- [Document]:
ChevronWP7: Windows Phone 7 unlocker discontinued

Emil

Posts: 152   +0

Less than a week after the release of ChevronWP7, which allows you to unlock any retail Windows Phone 7 device for application side-loading without having to pay $99 per year for a WP7 marketplace account, the app has been discontinued. ChevronWP7's three developers, Long Zheng, Rafael Rivera, and Chris Walsh were approached by Brandon Watson, Director of Developer Experience for Windows Phone 7, and decided to kill their app.

"Through this discussion, we established a mutual understanding of our intent to enable homebrew opportunities and to open the Windows Phone 7 platform for broader access to developers and users," the developers said in a statement. "To pursue these goals with Microsoft's support, Brandon Watson has agreed to engage in futher discussions with us about officially facilitating homebrew development on WP7. To fast-track discussions, we are discontinuing the unlocking tool effective immediately."

Zheng, Rivera, and Walsh will likely become more involved with the shaping of the Windows Phone platform but ChevronWP7 will not be the way to do so. The app caused a lot of controversy as the developers argued with Microsoft and bloggers in regards to the unlocking process and potential piracy applications.

In the meantime, the trio has made available a WP7 custom ringtone manager (download tool, download source) the first WP7 homebrew application taking advantage of unlocked phones. The application has two components: desktop, used to build a custom XAP package with five custom ringtones you select from your computer (requires .NET 4.0 Framework), and XAP, deployed to your WP7 device to install the custom ringtones. Ringtones have to be in the WMA format at 48KHz (a WP7 requirement). Also, the XAP has to be deployed using the Microsoft Application Deployment tool with the Windows Phone 7 Developer SDK.

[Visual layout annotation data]

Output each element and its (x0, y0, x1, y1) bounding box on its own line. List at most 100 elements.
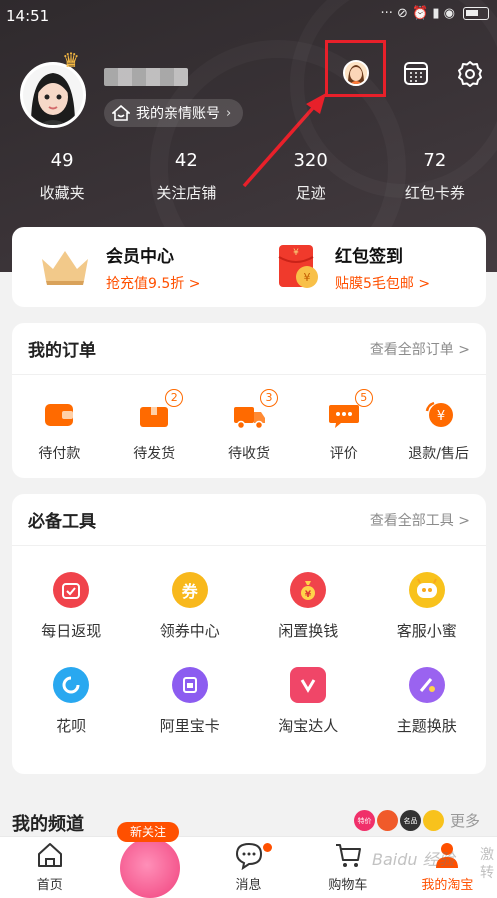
svg-text:¥: ¥ (293, 248, 299, 258)
avatar-face-icon (23, 65, 83, 125)
tool-label: 淘宝达人 (278, 717, 339, 735)
tab-label: 首页 (36, 878, 63, 893)
tool-theme-skin[interactable]: 主题换肤 (368, 667, 487, 736)
tool-huabei[interactable]: 花呗 (12, 667, 131, 736)
tools-card: 必备工具 查看全部工具 > 每日返现 券 领券中心 ¥ 闲置换钱 客服小蜜 花呗… (12, 494, 486, 774)
status-time: 14:51 (6, 7, 50, 25)
signin-title: 红包签到 (335, 246, 403, 267)
tool-label: 主题换肤 (396, 717, 457, 735)
signin-sub: 贴膜5毛包邮 > (335, 275, 431, 292)
message-icon (235, 842, 262, 870)
tool-customer-service[interactable]: 客服小蜜 (368, 572, 487, 641)
channel-badge-sale[interactable]: 特价 (354, 810, 375, 831)
tool-label: 闲置换钱 (278, 622, 339, 640)
member-center-entry[interactable]: 会员中心 抢充值9.5折 > (12, 242, 249, 293)
tool-idle-trade[interactable]: ¥ 闲置换钱 (249, 572, 368, 641)
robot-icon (408, 572, 445, 608)
tool-daily-cashback[interactable]: 每日返现 (12, 572, 131, 641)
stat-value: 49 (50, 150, 74, 171)
order-pending-ship[interactable]: 2 待发货 (107, 389, 202, 463)
badge-count: 3 (259, 389, 278, 407)
account-switch-button[interactable] (338, 55, 374, 91)
crown-icon (42, 251, 88, 285)
stat-footprints[interactable]: 320 足迹 (249, 150, 373, 203)
home-icon (37, 843, 62, 867)
tool-label: 阿里宝卡 (159, 717, 220, 735)
channel-badge-bag-icon[interactable] (423, 810, 444, 831)
order-label: 待收货 (227, 446, 270, 462)
calendar-icon (404, 62, 428, 85)
stat-favorites[interactable]: 49 收藏夹 (0, 150, 124, 203)
order-label: 待发货 (133, 446, 176, 462)
orders-title: 我的订单 (28, 341, 96, 361)
cart-icon (335, 844, 361, 867)
svg-text:¥: ¥ (436, 409, 444, 424)
tab-messages[interactable]: 消息 (199, 837, 298, 898)
tab-label: 消息 (235, 878, 262, 893)
sim-card-icon (171, 667, 208, 703)
tool-taobao-daren[interactable]: 淘宝达人 (249, 667, 368, 736)
tool-label: 客服小蜜 (396, 622, 457, 640)
order-status-row: 待付款 2 待发货 3 待收货 5 评价 ¥ 退款/售后 (12, 375, 486, 463)
account-switch-icon (343, 60, 369, 86)
stats-row: 49 收藏夹 42 关注店铺 320 足迹 72 红包卡券 (0, 150, 497, 203)
order-label: 退款/售后 (408, 446, 469, 462)
order-pending-receive[interactable]: 3 待收货 (202, 389, 297, 463)
tool-label: 每日返现 (41, 622, 102, 640)
order-pending-payment[interactable]: 待付款 (12, 399, 107, 463)
username-redacted (104, 68, 188, 86)
tab-home[interactable]: 首页 (0, 837, 99, 898)
package-icon (140, 407, 169, 427)
annotation-highlight-box (325, 40, 386, 97)
channel-title: 我的频道 (12, 814, 84, 835)
stat-label: 足迹 (295, 184, 326, 202)
channel-badges: 特价 名品 (354, 810, 444, 831)
badge-count: 5 (354, 389, 373, 407)
signin-entry[interactable]: ¥ ¥ 红包签到 贴膜5毛包邮 > (249, 242, 486, 293)
tab-label: 购物车 (328, 878, 368, 893)
huabei-icon (53, 667, 90, 703)
tools-header: 必备工具 查看全部工具 > (12, 494, 486, 546)
badge-count: 2 (165, 389, 184, 407)
stat-label: 关注店铺 (156, 184, 217, 202)
view-all-tools-link[interactable]: 查看全部工具 > (370, 510, 470, 530)
status-icons: ··· ⊘ ⏰ ▮ ◉ (380, 6, 489, 21)
orders-card: 我的订单 查看全部订单 > 待付款 2 待发货 3 待收货 5 评价 ¥ 退款/… (12, 323, 486, 478)
stat-followed-shops[interactable]: 42 关注店铺 (124, 150, 248, 203)
order-review[interactable]: 5 评价 (296, 389, 391, 463)
member-center-title: 会员中心 (106, 246, 174, 267)
tools-title: 必备工具 (28, 512, 96, 532)
stat-coupons[interactable]: 72 红包卡券 (373, 150, 497, 203)
coupon-icon: 券 (171, 572, 208, 608)
svg-text:¥: ¥ (304, 271, 311, 284)
view-all-orders-link[interactable]: 查看全部订单 > (370, 339, 470, 359)
mini-face-icon (345, 62, 367, 84)
comment-icon (328, 405, 359, 428)
tool-grid: 每日返现 券 领券中心 ¥ 闲置换钱 客服小蜜 花呗 阿里宝卡 淘宝达人 主题换… (12, 546, 486, 736)
tool-ali-card[interactable]: 阿里宝卡 (131, 667, 250, 736)
battery-icon (463, 7, 489, 20)
settings-button[interactable] (452, 55, 488, 91)
new-follow-tag[interactable]: 新关注 (117, 822, 179, 842)
family-account-label: 我的亲情账号 (136, 106, 220, 122)
stat-value: 42 (174, 150, 198, 171)
tool-label: 领券中心 (159, 622, 220, 640)
tool-coupon-center[interactable]: 券 领券中心 (131, 572, 250, 641)
wallet-icon (45, 404, 74, 426)
stat-value: 320 (293, 150, 328, 171)
order-refund[interactable]: ¥ 退款/售后 (391, 399, 486, 463)
palette-icon (408, 667, 445, 703)
order-label: 待付款 (38, 446, 81, 462)
live-avatar-redacted[interactable] (120, 838, 180, 898)
channel-badge-shop-icon[interactable] (377, 810, 398, 831)
tool-label: 花呗 (56, 717, 87, 735)
checkmark-v-icon (290, 667, 327, 703)
crown-icon: ♛ (62, 48, 80, 72)
red-envelope-icon: ¥ ¥ (278, 245, 318, 288)
order-label: 评价 (329, 446, 358, 462)
family-account-button[interactable]: 我的亲情账号 › (104, 99, 244, 127)
calendar-button[interactable] (398, 55, 434, 91)
channel-badge-brand[interactable]: 名品 (400, 810, 421, 831)
stat-value: 72 (423, 150, 447, 171)
stat-label: 收藏夹 (39, 184, 85, 202)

- [Aim]:
Can you copy out the ChevronWP7 article from "Zheng, Rivera, and" through "potential piracy applications.", with "controversy" renamed to "debate"?

- [Task output]:
Zheng, Rivera, and Walsh will likely become more involved with the shaping of the Windows Phone platform but ChevronWP7 will not be the way to do so. The app caused a lot of debate as the developers argued with Microsoft and bloggers in regards to the unlocking process and potential piracy applications.